GIVEN REQUEST: Wherever the string "from" occurs in a line of these records, report that line.

--- Start ---

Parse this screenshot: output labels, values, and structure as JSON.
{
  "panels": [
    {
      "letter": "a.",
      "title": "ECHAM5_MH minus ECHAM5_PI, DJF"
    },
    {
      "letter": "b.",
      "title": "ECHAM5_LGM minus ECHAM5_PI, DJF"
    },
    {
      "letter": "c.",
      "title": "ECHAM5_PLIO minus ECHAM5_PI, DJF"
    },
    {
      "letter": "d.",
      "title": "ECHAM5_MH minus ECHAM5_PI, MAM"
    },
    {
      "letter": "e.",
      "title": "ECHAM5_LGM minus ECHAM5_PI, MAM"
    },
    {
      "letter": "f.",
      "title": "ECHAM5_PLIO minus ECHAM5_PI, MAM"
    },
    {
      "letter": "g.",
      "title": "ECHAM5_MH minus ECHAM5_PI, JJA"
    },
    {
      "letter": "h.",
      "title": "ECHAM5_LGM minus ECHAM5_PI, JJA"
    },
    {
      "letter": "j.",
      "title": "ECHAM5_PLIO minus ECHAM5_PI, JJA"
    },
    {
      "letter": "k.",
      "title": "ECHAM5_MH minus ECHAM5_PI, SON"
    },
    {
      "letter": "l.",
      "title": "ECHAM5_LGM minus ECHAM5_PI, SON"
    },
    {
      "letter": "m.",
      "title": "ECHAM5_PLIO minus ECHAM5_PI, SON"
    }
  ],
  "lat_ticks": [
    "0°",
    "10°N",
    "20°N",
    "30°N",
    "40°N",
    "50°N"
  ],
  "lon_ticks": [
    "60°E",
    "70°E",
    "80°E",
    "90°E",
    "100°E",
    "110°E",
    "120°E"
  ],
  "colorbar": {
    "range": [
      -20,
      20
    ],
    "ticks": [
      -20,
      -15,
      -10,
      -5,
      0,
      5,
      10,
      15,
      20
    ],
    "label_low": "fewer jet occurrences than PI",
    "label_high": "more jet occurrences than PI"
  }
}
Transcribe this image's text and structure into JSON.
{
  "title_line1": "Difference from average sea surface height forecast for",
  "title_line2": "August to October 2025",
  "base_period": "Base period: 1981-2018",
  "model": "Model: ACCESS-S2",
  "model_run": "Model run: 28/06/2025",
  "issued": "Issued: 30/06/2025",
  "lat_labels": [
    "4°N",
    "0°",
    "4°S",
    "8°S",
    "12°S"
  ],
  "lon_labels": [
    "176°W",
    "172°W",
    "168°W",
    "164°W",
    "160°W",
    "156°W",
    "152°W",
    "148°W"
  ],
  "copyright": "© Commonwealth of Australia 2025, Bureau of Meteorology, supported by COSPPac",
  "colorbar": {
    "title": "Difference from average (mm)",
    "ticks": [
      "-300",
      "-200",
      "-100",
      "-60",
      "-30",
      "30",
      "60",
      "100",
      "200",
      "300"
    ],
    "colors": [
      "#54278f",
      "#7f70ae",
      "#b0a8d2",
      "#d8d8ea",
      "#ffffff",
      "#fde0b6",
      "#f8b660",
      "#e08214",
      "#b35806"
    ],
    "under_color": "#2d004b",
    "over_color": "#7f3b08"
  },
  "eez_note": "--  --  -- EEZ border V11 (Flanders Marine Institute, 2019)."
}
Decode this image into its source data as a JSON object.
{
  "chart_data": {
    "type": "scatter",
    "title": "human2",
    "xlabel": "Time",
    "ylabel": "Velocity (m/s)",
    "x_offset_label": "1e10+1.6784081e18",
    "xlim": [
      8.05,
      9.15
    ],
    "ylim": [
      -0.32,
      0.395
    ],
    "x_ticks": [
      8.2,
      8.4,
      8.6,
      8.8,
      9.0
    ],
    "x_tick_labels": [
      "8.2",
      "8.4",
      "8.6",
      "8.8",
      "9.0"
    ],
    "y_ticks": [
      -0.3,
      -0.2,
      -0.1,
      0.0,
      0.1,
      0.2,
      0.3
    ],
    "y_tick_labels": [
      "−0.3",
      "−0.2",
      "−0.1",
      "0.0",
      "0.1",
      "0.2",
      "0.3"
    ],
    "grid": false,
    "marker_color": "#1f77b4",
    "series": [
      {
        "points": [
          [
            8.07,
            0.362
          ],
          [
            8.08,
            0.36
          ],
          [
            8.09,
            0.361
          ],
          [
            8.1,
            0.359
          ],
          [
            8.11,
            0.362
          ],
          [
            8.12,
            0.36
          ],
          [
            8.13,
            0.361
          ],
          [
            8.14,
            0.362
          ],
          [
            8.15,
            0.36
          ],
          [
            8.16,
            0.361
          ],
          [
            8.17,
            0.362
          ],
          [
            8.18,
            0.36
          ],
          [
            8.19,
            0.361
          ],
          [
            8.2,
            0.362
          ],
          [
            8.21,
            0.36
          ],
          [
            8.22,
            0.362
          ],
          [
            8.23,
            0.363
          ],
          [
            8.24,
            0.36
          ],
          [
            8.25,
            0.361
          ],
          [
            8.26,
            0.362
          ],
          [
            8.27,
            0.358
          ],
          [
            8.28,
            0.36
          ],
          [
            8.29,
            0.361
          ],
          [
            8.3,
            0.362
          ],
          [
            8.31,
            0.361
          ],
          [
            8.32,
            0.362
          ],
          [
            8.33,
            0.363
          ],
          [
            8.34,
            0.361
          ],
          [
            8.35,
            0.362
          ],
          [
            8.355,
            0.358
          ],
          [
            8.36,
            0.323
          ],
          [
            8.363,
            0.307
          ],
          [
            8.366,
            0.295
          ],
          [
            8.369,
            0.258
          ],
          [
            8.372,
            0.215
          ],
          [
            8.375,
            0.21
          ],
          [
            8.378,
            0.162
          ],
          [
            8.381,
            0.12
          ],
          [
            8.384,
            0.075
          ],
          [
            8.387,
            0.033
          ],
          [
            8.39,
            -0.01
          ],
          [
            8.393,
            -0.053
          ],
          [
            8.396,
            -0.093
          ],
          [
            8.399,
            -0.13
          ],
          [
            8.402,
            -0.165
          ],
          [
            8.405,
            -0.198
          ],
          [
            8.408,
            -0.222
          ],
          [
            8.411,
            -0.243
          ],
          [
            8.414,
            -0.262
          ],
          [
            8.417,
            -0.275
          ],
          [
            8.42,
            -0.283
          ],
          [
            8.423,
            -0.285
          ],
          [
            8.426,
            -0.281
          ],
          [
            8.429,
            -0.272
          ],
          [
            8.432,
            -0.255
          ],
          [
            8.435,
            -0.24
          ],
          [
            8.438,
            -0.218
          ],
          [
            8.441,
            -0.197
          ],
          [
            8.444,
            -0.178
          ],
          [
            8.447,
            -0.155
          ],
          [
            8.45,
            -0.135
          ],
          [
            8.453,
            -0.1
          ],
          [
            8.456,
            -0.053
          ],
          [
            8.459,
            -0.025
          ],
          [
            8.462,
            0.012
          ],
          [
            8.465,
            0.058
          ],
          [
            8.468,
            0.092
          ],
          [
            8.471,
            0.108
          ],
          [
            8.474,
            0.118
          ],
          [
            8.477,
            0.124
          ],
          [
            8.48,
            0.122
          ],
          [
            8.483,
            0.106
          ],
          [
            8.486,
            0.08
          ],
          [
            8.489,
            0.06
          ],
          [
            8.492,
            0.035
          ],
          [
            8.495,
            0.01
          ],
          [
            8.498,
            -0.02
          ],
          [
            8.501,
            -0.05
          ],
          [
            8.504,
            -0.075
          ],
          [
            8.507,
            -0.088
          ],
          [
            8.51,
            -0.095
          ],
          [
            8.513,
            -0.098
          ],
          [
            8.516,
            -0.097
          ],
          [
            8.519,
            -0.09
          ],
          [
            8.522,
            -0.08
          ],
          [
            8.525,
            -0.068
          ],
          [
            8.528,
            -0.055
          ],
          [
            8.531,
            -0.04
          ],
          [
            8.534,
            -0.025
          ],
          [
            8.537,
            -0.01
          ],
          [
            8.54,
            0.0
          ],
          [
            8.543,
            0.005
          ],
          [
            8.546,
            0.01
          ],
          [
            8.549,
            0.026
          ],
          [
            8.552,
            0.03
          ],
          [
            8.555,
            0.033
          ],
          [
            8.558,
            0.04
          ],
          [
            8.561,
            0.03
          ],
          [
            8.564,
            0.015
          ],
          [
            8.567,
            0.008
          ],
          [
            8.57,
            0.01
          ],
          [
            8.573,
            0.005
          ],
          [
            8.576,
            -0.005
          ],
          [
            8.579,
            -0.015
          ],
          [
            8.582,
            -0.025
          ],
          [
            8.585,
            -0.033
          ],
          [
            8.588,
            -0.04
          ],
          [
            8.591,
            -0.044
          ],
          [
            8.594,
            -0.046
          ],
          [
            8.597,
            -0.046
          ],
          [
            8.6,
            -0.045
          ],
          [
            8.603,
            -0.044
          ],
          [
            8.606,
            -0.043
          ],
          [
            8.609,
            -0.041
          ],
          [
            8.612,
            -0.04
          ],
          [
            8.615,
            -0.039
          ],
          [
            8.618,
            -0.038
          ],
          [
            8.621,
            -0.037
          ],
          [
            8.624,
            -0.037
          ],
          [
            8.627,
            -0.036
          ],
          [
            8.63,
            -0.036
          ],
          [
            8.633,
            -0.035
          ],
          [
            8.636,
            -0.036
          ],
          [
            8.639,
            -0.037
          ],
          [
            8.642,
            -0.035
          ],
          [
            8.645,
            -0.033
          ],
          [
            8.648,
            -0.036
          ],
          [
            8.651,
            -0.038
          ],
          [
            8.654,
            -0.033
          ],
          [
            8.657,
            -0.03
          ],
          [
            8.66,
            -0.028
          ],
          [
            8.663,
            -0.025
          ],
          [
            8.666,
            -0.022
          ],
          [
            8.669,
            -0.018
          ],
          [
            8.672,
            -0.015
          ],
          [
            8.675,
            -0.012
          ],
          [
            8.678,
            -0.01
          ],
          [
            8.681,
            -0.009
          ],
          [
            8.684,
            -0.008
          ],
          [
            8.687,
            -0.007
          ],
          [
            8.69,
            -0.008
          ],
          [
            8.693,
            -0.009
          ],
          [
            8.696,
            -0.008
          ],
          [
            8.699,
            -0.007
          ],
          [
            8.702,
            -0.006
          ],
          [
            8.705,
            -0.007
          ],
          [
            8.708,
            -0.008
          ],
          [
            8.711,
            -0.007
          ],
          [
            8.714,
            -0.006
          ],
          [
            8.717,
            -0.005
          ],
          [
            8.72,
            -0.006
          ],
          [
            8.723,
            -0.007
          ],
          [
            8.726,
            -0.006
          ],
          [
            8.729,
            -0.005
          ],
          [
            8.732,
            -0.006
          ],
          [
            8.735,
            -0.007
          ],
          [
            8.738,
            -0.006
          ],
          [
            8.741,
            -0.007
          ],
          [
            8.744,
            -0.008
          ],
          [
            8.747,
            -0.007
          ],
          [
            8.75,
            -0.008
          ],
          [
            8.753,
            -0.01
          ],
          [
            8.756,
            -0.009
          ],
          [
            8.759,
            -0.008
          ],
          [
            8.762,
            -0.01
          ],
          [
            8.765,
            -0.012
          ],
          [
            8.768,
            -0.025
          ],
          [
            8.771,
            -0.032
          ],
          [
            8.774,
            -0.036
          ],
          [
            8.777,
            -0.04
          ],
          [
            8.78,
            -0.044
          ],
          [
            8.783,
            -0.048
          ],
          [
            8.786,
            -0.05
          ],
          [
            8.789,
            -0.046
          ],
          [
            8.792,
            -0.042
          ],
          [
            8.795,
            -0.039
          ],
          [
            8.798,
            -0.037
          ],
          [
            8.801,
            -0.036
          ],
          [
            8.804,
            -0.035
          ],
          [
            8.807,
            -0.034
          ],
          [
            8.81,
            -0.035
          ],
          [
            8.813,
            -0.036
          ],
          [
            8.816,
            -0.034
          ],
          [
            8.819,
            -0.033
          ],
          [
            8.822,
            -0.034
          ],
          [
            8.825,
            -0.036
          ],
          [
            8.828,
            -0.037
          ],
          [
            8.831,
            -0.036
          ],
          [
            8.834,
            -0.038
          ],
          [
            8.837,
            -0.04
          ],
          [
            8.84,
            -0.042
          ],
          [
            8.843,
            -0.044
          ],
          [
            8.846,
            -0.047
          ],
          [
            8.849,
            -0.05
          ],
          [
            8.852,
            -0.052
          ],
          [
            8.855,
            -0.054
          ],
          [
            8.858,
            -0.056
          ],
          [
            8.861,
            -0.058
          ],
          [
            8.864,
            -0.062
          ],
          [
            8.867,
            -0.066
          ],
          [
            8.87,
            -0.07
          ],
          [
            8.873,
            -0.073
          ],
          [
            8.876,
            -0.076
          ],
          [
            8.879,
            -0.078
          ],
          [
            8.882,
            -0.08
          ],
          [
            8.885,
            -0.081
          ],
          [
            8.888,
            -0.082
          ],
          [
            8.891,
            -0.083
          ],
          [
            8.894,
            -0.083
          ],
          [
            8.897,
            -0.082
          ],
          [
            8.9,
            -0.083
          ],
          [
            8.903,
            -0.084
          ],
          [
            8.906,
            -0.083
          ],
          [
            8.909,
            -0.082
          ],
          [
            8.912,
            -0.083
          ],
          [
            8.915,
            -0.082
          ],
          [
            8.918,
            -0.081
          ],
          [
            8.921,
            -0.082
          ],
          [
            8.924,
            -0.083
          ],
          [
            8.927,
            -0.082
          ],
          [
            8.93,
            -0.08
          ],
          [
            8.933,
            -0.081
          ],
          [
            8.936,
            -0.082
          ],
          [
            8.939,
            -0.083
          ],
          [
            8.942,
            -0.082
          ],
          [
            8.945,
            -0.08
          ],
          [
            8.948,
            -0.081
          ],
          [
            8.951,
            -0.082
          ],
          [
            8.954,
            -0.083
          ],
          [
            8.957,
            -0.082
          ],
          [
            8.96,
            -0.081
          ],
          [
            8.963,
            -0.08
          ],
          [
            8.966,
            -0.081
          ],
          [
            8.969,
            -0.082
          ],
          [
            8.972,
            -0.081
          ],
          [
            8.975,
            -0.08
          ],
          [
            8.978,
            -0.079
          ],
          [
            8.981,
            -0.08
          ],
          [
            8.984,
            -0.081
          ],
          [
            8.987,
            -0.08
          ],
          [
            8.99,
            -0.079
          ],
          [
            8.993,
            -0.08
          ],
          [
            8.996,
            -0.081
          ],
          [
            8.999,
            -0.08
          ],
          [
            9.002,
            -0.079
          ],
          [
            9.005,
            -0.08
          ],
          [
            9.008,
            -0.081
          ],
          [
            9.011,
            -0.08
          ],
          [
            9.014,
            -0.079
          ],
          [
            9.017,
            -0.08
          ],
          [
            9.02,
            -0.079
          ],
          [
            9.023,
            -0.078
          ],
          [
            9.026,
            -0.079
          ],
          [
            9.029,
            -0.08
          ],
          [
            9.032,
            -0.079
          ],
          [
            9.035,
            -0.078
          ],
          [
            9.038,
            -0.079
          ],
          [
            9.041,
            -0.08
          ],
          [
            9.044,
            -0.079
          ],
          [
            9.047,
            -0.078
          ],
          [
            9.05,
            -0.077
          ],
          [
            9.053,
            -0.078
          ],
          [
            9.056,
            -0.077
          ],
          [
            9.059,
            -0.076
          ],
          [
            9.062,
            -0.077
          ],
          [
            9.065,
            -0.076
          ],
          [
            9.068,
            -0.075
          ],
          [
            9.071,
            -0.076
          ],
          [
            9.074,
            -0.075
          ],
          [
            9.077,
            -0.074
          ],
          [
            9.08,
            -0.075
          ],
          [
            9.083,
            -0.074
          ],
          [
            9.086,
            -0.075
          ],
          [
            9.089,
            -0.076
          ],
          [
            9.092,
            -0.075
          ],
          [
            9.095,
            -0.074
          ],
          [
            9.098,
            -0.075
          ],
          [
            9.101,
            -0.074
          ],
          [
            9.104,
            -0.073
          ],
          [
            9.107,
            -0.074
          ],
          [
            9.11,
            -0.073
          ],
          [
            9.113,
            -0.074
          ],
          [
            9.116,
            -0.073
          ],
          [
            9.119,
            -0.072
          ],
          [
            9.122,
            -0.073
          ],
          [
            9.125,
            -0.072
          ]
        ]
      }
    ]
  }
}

--- End ---

ANSWER BELOW:
  "title_line1": "Difference from average sea surface height forecast for",
    "title": "Difference from average (mm)",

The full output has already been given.